Stored records>
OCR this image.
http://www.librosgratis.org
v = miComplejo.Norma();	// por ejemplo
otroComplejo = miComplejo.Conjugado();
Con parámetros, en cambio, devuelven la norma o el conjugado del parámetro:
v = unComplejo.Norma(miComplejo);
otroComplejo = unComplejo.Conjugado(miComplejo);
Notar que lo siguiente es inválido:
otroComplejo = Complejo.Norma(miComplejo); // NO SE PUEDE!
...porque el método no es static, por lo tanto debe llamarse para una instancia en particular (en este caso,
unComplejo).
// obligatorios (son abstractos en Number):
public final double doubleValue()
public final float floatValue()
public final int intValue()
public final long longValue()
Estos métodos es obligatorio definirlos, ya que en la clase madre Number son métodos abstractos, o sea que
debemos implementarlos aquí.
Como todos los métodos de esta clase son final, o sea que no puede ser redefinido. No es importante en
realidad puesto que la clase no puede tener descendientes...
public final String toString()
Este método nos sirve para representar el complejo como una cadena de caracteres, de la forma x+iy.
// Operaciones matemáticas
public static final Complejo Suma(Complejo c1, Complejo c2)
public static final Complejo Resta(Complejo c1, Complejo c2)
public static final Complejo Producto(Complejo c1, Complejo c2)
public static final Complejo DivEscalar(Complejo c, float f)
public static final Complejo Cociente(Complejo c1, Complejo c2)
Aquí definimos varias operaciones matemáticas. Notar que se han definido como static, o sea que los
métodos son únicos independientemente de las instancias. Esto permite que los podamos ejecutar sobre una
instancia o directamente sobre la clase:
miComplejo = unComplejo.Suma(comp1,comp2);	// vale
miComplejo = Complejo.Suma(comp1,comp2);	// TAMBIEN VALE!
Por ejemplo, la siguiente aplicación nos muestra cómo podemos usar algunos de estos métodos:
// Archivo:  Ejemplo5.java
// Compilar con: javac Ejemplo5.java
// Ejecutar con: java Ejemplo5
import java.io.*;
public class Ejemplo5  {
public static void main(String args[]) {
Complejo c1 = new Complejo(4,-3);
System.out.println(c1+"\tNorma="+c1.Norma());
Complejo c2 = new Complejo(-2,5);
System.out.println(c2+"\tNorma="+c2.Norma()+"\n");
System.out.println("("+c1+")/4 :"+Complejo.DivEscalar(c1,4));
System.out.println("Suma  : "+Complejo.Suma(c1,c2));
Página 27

Description of the task> Repeat all of the entries exactly.

Full answer>
OCR this image.
http://www.librosgratis.org
v = miComplejo.Norma();	// por ejemplo
otroComplejo = miComplejo.Conjugado();
Con parámetros, en cambio, devuelven la norma o el conjugado del parámetro:
v = unComplejo.Norma(miComplejo);
otroComplejo = unComplejo.Conjugado(miComplejo);
Notar que lo siguiente es inválido:
otroComplejo = Complejo.Norma(miComplejo); // NO SE PUEDE!
...porque el método no es static, por lo tanto debe llamarse para una instancia en particular (en este caso,
unComplejo).
// obligatorios (son abstractos en Number):
public final double doubleValue()
public final float floatValue()
public final int intValue()
public final long longValue()
Estos métodos es obligatorio definirlos, ya que en la clase madre Number son métodos abstractos, o sea que
debemos implementarlos aquí.
Como todos los métodos de esta clase son final, o sea que no puede ser redefinido. No es importante en
realidad puesto que la clase no puede tener descendientes...
public final String toString()
Este método nos sirve para representar el complejo como una cadena de caracteres, de la forma x+iy.
// Operaciones matemáticas
public static final Complejo Suma(Complejo c1, Complejo c2)
public static final Complejo Resta(Complejo c1, Complejo c2)
public static final Complejo Producto(Complejo c1, Complejo c2)
public static final Complejo DivEscalar(Complejo c, float f)
public static final Complejo Cociente(Complejo c1, Complejo c2)
Aquí definimos varias operaciones matemáticas. Notar que se han definido como static, o sea que los
métodos son únicos independientemente de las instancias. Esto permite que los podamos ejecutar sobre una
instancia o directamente sobre la clase:
miComplejo = unComplejo.Suma(comp1,comp2);	// vale
miComplejo = Complejo.Suma(comp1,comp2);	// TAMBIEN VALE!
Por ejemplo, la siguiente aplicación nos muestra cómo podemos usar algunos de estos métodos:
// Archivo:  Ejemplo5.java
// Compilar con: javac Ejemplo5.java
// Ejecutar con: java Ejemplo5
import java.io.*;
public class Ejemplo5  {
public static void main(String args[]) {
Complejo c1 = new Complejo(4,-3);
System.out.println(c1+"\tNorma="+c1.Norma());
Complejo c2 = new Complejo(-2,5);
System.out.println(c2+"\tNorma="+c2.Norma()+"\n");
System.out.println("("+c1+")/4 :"+Complejo.DivEscalar(c1,4));
System.out.println("Suma  : "+Complejo.Suma(c1,c2));
Página 27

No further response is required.